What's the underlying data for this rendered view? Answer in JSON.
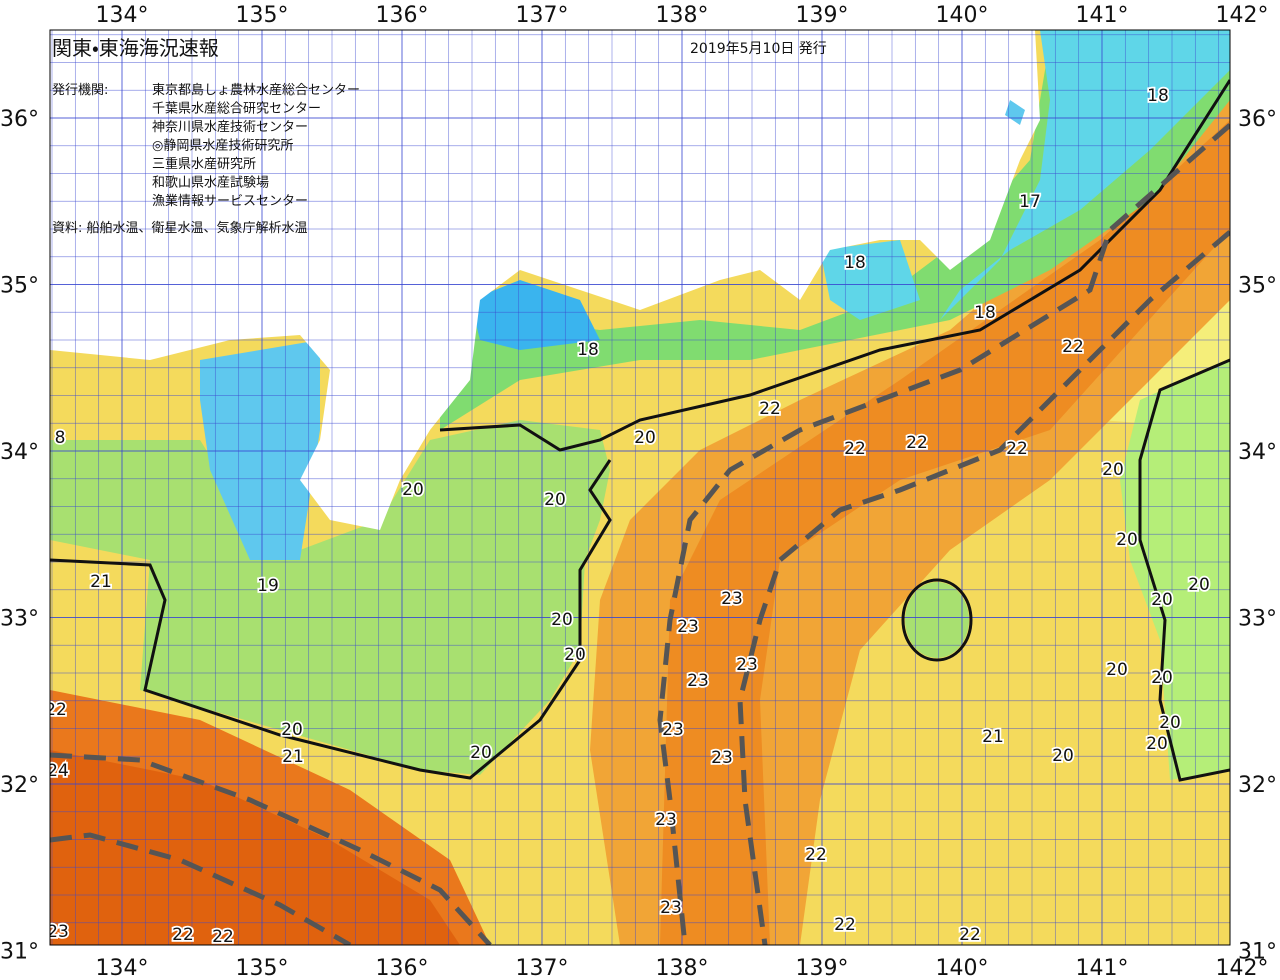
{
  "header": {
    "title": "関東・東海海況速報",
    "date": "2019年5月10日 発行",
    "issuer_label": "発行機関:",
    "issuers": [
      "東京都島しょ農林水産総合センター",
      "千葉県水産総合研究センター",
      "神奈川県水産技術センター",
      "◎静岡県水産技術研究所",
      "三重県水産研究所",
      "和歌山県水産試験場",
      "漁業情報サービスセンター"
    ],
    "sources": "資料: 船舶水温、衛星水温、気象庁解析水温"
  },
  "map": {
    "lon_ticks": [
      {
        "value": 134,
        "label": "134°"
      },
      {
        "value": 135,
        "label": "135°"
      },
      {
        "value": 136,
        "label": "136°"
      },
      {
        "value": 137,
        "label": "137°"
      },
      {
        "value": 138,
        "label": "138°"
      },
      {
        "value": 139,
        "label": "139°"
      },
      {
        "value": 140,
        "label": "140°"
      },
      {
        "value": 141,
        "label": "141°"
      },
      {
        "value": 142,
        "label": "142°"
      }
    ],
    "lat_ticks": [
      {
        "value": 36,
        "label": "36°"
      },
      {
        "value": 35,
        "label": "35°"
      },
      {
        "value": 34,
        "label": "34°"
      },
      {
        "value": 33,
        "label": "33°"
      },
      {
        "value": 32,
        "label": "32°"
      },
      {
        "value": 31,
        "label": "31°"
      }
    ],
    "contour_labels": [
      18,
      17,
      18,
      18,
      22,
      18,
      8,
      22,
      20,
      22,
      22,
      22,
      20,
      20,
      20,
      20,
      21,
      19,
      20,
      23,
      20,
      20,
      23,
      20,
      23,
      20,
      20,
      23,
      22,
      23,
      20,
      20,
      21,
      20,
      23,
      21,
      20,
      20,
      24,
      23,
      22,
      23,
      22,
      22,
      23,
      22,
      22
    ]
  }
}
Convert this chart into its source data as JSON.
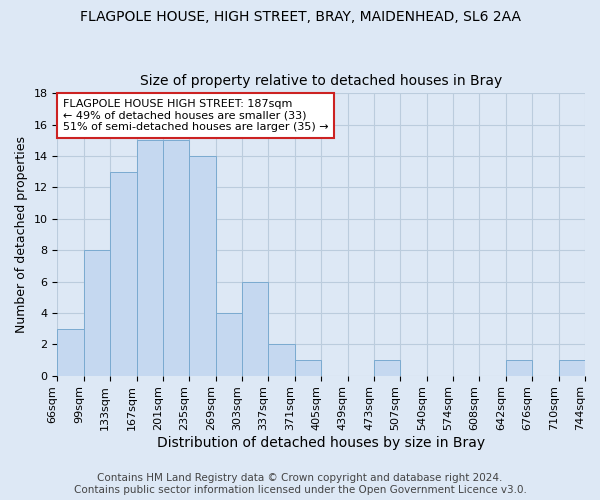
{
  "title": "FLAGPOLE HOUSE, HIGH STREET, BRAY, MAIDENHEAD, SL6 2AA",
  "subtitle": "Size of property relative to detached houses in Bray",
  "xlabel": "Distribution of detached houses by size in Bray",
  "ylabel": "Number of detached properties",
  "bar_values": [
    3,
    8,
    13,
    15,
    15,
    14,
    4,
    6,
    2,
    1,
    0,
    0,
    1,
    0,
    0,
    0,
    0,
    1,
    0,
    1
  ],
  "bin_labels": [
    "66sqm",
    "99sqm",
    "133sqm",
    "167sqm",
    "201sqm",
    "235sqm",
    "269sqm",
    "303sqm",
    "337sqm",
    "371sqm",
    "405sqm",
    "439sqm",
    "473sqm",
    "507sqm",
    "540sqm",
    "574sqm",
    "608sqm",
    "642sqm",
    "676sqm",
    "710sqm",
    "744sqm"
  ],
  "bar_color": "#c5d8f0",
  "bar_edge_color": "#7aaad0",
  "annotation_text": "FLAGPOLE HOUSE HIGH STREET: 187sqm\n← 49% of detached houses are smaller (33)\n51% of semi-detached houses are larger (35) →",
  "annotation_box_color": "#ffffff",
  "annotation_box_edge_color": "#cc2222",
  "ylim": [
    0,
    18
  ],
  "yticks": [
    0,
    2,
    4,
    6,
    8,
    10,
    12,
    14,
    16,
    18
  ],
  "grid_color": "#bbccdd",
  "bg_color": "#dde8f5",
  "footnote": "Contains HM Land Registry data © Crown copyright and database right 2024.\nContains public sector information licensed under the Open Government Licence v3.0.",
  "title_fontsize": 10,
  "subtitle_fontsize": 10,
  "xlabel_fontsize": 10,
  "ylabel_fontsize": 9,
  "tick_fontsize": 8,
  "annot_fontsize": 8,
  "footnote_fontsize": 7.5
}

----

→ **TO BE DONE**:
Quote the full listing above word for word; exclude every picture from the copy.

→ **EXPECTED OUTPUT**:
What's the underlying data for this rendered view? Answer in JSON.
{
  "header": {
    "title": "関東・東海海況速報",
    "date": "2019年5月10日 発行",
    "issuer_label": "発行機関:",
    "issuers": [
      "東京都島しょ農林水産総合センター",
      "千葉県水産総合研究センター",
      "神奈川県水産技術センター",
      "◎静岡県水産技術研究所",
      "三重県水産研究所",
      "和歌山県水産試験場",
      "漁業情報サービスセンター"
    ],
    "sources": "資料: 船舶水温、衛星水温、気象庁解析水温"
  },
  "map": {
    "lon_ticks": [
      {
        "value": 134,
        "label": "134°"
      },
      {
        "value": 135,
        "label": "135°"
      },
      {
        "value": 136,
        "label": "136°"
      },
      {
        "value": 137,
        "label": "137°"
      },
      {
        "value": 138,
        "label": "138°"
      },
      {
        "value": 139,
        "label": "139°"
      },
      {
        "value": 140,
        "label": "140°"
      },
      {
        "value": 141,
        "label": "141°"
      },
      {
        "value": 142,
        "label": "142°"
      }
    ],
    "lat_ticks": [
      {
        "value": 36,
        "label": "36°"
      },
      {
        "value": 35,
        "label": "35°"
      },
      {
        "value": 34,
        "label": "34°"
      },
      {
        "value": 33,
        "label": "33°"
      },
      {
        "value": 32,
        "label": "32°"
      },
      {
        "value": 31,
        "label": "31°"
      }
    ],
    "contour_labels": [
      18,
      17,
      18,
      18,
      22,
      18,
      8,
      22,
      20,
      22,
      22,
      22,
      20,
      20,
      20,
      20,
      21,
      19,
      20,
      23,
      20,
      20,
      23,
      20,
      23,
      20,
      20,
      23,
      22,
      23,
      20,
      20,
      21,
      20,
      23,
      21,
      20,
      20,
      24,
      23,
      22,
      23,
      22,
      22,
      23,
      22,
      22
    ]
  }
}
Convert this chart into its source data as JSON.
{
  "title": "FLAGPOLE HOUSE, HIGH STREET, BRAY, MAIDENHEAD, SL6 2AA",
  "subtitle": "Size of property relative to detached houses in Bray",
  "xlabel": "Distribution of detached houses by size in Bray",
  "ylabel": "Number of detached properties",
  "bar_values": [
    3,
    8,
    13,
    15,
    15,
    14,
    4,
    6,
    2,
    1,
    0,
    0,
    1,
    0,
    0,
    0,
    0,
    1,
    0,
    1
  ],
  "bin_labels": [
    "66sqm",
    "99sqm",
    "133sqm",
    "167sqm",
    "201sqm",
    "235sqm",
    "269sqm",
    "303sqm",
    "337sqm",
    "371sqm",
    "405sqm",
    "439sqm",
    "473sqm",
    "507sqm",
    "540sqm",
    "574sqm",
    "608sqm",
    "642sqm",
    "676sqm",
    "710sqm",
    "744sqm"
  ],
  "bar_color": "#c5d8f0",
  "bar_edge_color": "#7aaad0",
  "annotation_text": "FLAGPOLE HOUSE HIGH STREET: 187sqm\n← 49% of detached houses are smaller (33)\n51% of semi-detached houses are larger (35) →",
  "annotation_box_color": "#ffffff",
  "annotation_box_edge_color": "#cc2222",
  "ylim": [
    0,
    18
  ],
  "yticks": [
    0,
    2,
    4,
    6,
    8,
    10,
    12,
    14,
    16,
    18
  ],
  "grid_color": "#bbccdd",
  "bg_color": "#dde8f5",
  "footnote": "Contains HM Land Registry data © Crown copyright and database right 2024.\nContains public sector information licensed under the Open Government Licence v3.0.",
  "title_fontsize": 10,
  "subtitle_fontsize": 10,
  "xlabel_fontsize": 10,
  "ylabel_fontsize": 9,
  "tick_fontsize": 8,
  "annot_fontsize": 8,
  "footnote_fontsize": 7.5
}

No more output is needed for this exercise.